#### [WHAT TO PRODUCE]
Extract the records in full, leaving every picture out.

#### [EXCERPTED RECORDS]
##########

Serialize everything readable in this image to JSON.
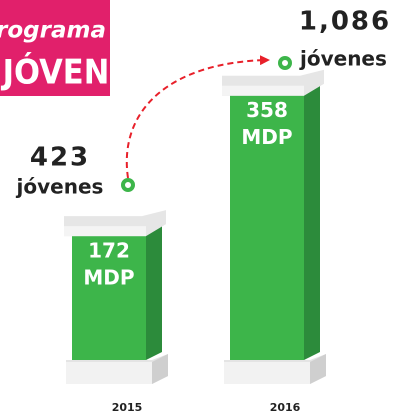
{
  "chart_data": {
    "type": "bar",
    "title": "Programa",
    "subtitle": "JÓVEN",
    "categories": [
      "2015",
      "2016"
    ],
    "values": [
      172,
      358
    ],
    "unit": "MDP",
    "color": "#3db54a",
    "beneficiaries": {
      "values": [
        423,
        1086
      ],
      "value_labels": [
        "423",
        "1,086"
      ],
      "label": "jóvenes"
    }
  }
}
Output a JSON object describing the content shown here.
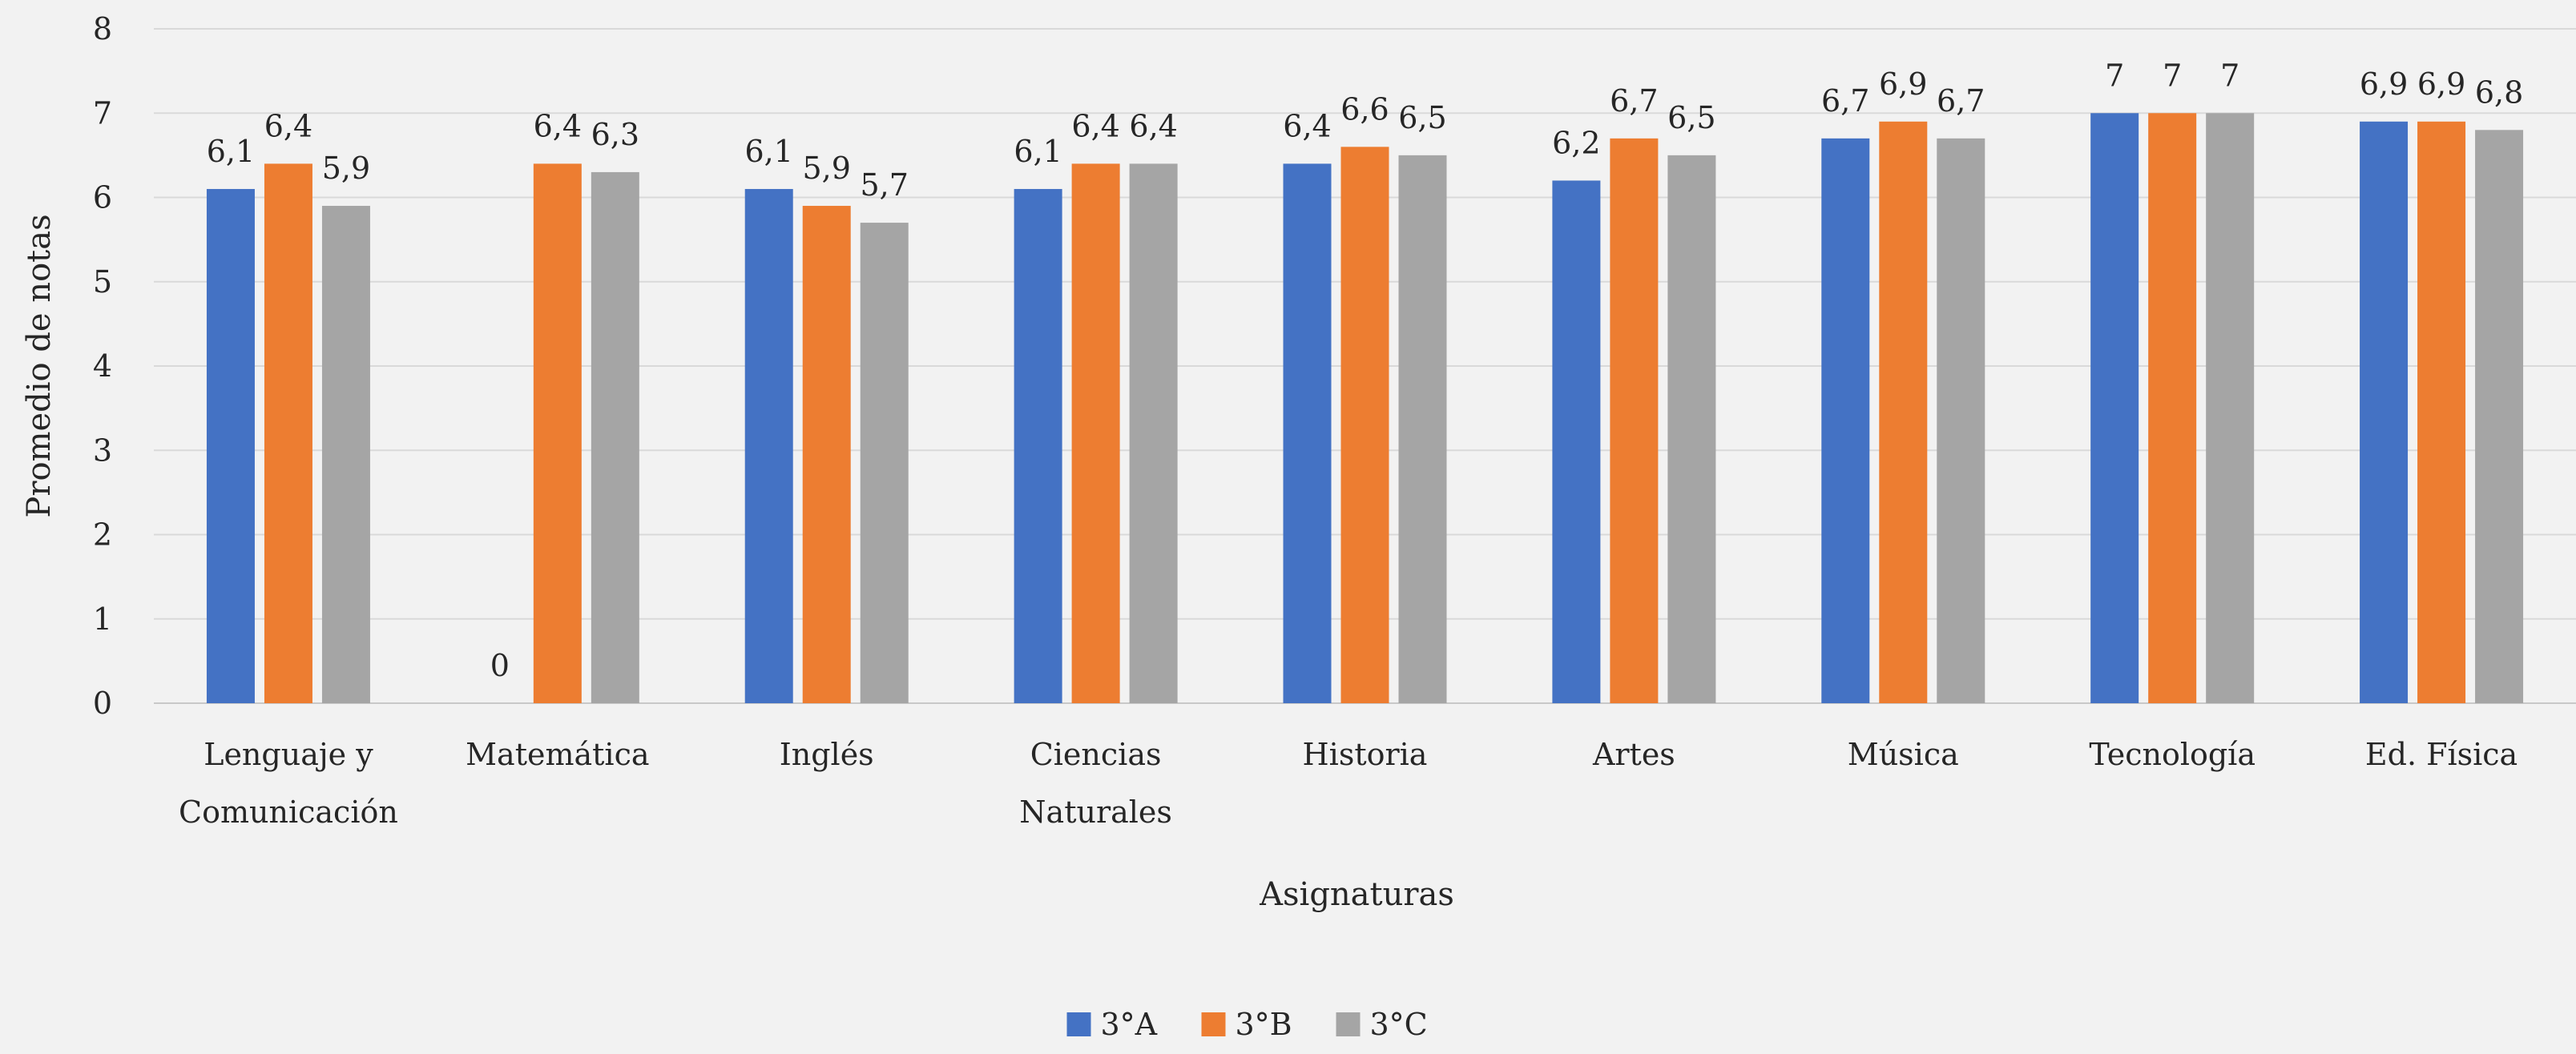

##########

#### [CORRECT OUTPUT]
Serialize everything readable in this image to JSON.
{
  "chart_data": {
    "type": "bar",
    "title": "Programa",
    "subtitle": "JÓVEN",
    "categories": [
      "2015",
      "2016"
    ],
    "values": [
      172,
      358
    ],
    "unit": "MDP",
    "color": "#3db54a",
    "beneficiaries": {
      "values": [
        423,
        1086
      ],
      "value_labels": [
        "423",
        "1,086"
      ],
      "label": "jóvenes"
    }
  }
}
Output a JSON object describing the content shown here.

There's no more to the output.